| SET TASK |
Scan the data for "text" and copy the lines it appears in.

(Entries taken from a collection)

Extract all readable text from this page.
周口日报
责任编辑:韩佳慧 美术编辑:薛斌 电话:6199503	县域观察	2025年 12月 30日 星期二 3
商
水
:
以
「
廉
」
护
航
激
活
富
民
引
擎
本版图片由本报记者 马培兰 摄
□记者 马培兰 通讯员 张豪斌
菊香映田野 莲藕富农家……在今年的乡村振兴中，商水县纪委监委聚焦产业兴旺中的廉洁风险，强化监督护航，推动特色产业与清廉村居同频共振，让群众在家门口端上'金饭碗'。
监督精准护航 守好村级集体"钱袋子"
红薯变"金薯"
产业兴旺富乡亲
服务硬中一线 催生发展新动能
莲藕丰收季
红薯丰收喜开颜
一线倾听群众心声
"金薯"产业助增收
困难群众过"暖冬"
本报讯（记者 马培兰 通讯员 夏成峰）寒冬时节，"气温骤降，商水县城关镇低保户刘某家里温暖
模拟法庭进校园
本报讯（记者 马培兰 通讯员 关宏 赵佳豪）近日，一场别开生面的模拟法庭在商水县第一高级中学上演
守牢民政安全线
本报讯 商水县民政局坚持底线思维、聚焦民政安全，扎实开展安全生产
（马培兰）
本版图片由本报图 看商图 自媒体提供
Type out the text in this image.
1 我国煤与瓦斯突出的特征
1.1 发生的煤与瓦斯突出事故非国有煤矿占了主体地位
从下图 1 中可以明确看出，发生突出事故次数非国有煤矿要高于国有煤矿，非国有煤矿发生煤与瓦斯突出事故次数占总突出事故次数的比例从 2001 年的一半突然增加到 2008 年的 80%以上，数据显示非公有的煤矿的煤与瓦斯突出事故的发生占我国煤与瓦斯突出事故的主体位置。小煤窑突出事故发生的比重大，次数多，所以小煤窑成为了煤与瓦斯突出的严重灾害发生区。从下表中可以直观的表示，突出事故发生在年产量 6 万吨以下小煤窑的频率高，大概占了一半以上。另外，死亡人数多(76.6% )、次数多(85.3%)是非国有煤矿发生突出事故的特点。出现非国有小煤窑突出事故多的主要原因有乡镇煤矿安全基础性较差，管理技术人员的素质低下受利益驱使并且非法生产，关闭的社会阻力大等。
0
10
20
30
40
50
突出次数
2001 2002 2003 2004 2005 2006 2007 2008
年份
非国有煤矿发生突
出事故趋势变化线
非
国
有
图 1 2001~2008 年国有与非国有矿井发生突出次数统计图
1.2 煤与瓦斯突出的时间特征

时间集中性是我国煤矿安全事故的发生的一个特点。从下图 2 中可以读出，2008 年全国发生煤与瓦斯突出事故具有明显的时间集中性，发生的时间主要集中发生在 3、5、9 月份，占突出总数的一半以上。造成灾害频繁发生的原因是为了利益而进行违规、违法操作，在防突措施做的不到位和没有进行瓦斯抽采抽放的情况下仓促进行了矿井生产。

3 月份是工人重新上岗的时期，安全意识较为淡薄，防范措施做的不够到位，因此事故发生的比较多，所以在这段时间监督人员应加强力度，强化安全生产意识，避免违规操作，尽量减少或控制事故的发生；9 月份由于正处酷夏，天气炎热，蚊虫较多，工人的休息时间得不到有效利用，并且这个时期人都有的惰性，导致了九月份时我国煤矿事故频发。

| RESULT |
Extract all readable text from this page.
Type out the text in this image.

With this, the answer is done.